> _YOUR GOAL_: Beginning with the line where "OCR this image." appears, retype every remaining line of the data below, both the first and last included.

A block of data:
►

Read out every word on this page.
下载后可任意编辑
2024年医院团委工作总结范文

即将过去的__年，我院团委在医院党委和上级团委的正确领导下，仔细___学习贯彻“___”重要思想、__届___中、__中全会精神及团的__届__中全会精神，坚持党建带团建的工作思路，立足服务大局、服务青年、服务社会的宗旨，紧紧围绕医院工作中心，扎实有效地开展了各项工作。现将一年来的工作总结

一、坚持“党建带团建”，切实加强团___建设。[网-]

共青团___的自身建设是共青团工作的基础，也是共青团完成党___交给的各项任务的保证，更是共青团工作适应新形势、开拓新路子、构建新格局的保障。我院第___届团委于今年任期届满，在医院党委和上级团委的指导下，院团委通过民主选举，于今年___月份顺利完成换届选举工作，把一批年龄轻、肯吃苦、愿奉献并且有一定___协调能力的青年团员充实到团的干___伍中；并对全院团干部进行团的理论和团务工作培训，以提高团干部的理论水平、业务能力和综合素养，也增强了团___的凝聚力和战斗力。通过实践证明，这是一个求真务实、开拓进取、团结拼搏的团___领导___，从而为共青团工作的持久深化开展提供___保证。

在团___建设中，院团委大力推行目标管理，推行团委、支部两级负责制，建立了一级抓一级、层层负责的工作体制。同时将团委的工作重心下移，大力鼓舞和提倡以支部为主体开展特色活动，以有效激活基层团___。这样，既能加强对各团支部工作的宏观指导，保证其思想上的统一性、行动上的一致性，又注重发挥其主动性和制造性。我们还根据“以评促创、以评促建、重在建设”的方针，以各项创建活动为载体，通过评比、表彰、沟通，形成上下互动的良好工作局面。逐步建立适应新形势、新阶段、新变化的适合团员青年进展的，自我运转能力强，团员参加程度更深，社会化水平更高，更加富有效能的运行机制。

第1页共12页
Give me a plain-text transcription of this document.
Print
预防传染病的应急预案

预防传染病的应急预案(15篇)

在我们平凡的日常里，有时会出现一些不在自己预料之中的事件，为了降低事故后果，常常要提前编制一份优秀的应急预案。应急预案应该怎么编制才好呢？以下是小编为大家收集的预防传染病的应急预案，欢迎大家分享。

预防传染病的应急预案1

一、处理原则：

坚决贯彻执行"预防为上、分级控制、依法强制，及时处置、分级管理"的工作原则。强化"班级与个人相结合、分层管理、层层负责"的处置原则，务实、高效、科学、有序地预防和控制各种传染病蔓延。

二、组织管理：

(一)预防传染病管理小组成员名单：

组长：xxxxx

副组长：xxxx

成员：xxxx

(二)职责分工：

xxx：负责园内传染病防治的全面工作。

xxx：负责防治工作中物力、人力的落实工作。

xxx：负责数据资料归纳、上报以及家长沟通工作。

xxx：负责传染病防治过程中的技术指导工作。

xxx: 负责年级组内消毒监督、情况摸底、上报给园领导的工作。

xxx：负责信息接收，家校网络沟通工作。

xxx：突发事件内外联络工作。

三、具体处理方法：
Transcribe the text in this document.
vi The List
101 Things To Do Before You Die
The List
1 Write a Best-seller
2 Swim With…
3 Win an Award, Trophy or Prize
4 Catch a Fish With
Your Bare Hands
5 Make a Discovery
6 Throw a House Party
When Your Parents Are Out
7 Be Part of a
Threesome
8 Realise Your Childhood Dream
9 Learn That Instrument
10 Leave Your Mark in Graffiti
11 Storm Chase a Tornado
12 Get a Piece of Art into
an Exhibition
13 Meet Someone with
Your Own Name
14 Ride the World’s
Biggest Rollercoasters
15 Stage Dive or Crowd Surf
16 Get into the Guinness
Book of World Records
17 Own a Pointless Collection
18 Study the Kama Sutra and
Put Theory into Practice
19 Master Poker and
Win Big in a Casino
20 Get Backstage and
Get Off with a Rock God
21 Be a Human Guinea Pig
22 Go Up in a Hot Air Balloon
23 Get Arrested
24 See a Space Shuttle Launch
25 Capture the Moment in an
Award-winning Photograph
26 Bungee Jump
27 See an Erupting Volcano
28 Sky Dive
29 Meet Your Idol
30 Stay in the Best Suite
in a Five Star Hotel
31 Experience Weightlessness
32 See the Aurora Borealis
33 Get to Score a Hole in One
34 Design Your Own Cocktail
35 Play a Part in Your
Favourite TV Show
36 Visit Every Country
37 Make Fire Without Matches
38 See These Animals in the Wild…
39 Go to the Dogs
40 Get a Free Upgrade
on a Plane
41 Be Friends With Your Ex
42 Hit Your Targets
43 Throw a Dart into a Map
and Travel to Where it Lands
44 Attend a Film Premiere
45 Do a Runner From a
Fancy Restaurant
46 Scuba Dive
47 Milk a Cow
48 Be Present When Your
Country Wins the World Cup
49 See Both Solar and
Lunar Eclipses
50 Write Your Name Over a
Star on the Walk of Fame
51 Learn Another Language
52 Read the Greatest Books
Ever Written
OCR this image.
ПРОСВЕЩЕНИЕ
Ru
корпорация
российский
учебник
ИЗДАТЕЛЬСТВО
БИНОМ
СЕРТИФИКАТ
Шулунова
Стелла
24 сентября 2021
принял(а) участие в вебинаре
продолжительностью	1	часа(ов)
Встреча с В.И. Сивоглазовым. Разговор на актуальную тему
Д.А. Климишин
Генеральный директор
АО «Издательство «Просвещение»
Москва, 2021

◄

> _THE OUTPUT_:
OCR this image.
ПРОСВЕЩЕНИЕ
Ru
корпорация
российский
учебник
ИЗДАТЕЛЬСТВО
БИНОМ
СЕРТИФИКАТ
Шулунова
Стелла
24 сентября 2021
принял(а) участие в вебинаре
продолжительностью	1	часа(ов)
Встреча с В.И. Сивоглазовым. Разговор на актуальную тему
Д.А. Климишин
Генеральный директор
АО «Издательство «Просвещение»
Москва, 2021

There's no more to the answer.